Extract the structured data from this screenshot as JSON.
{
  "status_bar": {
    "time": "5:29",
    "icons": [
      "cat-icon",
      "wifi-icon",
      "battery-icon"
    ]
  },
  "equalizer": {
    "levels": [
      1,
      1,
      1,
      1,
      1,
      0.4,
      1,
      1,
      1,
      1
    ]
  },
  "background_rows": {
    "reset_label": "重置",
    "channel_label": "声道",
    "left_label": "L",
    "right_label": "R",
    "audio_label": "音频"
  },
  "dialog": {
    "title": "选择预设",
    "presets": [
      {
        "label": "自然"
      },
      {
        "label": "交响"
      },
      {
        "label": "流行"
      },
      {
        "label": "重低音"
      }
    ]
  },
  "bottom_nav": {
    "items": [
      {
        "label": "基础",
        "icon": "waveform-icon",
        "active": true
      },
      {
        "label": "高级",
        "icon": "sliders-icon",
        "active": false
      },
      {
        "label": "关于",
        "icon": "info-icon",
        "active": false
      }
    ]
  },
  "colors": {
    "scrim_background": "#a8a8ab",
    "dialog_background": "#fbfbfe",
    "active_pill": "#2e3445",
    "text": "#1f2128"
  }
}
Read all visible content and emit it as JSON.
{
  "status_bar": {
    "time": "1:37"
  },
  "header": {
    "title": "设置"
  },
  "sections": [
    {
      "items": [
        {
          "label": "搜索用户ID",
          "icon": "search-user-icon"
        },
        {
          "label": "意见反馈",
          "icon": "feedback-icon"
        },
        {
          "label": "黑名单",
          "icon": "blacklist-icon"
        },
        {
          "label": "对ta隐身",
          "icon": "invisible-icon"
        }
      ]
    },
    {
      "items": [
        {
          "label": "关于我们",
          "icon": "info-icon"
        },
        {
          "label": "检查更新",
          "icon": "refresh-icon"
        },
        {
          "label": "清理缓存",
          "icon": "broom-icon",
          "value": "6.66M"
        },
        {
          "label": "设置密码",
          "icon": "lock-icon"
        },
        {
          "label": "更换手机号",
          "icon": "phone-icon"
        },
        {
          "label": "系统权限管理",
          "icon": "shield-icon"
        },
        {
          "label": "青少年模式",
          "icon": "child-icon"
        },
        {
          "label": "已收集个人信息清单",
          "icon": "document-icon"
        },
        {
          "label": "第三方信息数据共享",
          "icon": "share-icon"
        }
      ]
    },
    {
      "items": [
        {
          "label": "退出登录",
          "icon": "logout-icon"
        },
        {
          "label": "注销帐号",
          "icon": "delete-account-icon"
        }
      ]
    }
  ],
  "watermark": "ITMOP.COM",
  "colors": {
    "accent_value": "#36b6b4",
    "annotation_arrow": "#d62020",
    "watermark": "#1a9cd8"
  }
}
━━━━━━━━━━━━━━━━━━━━━━━━━━━━━━
Task details: Quote every record above exactly.

The reply:
Extract the structured data from this screenshot as JSON.
{
  "status_bar": {
    "time": "5:29",
    "icons": [
      "cat-icon",
      "wifi-icon",
      "battery-icon"
    ]
  },
  "equalizer": {
    "levels": [
      1,
      1,
      1,
      1,
      1,
      0.4,
      1,
      1,
      1,
      1
    ]
  },
  "background_rows": {
    "reset_label": "重置",
    "channel_label": "声道",
    "left_label": "L",
    "right_label": "R",
    "audio_label": "音频"
  },
  "dialog": {
    "title": "选择预设",
    "presets": [
      {
        "label": "自然"
      },
      {
        "label": "交响"
      },
      {
        "label": "流行"
      },
      {
        "label": "重低音"
      }
    ]
  },
  "bottom_nav": {
    "items": [
      {
        "label": "基础",
        "icon": "waveform-icon",
        "active": true
      },
      {
        "label": "高级",
        "icon": "sliders-icon",
        "active": false
      },
      {
        "label": "关于",
        "icon": "info-icon",
        "active": false
      }
    ]
  },
  "colors": {
    "scrim_background": "#a8a8ab",
    "dialog_background": "#fbfbfe",
    "active_pill": "#2e3445",
    "text": "#1f2128"
  }
}
Read all visible content and emit it as JSON.
{
  "status_bar": {
    "time": "1:37"
  },
  "header": {
    "title": "设置"
  },
  "sections": [
    {
      "items": [
        {
          "label": "搜索用户ID",
          "icon": "search-user-icon"
        },
        {
          "label": "意见反馈",
          "icon": "feedback-icon"
        },
        {
          "label": "黑名单",
          "icon": "blacklist-icon"
        },
        {
          "label": "对ta隐身",
          "icon": "invisible-icon"
        }
      ]
    },
    {
      "items": [
        {
          "label": "关于我们",
          "icon": "info-icon"
        },
        {
          "label": "检查更新",
          "icon": "refresh-icon"
        },
        {
          "label": "清理缓存",
          "icon": "broom-icon",
          "value": "6.66M"
        },
        {
          "label": "设置密码",
          "icon": "lock-icon"
        },
        {
          "label": "更换手机号",
          "icon": "phone-icon"
        },
        {
          "label": "系统权限管理",
          "icon": "shield-icon"
        },
        {
          "label": "青少年模式",
          "icon": "child-icon"
        },
        {
          "label": "已收集个人信息清单",
          "icon": "document-icon"
        },
        {
          "label": "第三方信息数据共享",
          "icon": "share-icon"
        }
      ]
    },
    {
      "items": [
        {
          "label": "退出登录",
          "icon": "logout-icon"
        },
        {
          "label": "注销帐号",
          "icon": "delete-account-icon"
        }
      ]
    }
  ],
  "watermark": "ITMOP.COM",
  "colors": {
    "accent_value": "#36b6b4",
    "annotation_arrow": "#d62020",
    "watermark": "#1a9cd8"
  }
}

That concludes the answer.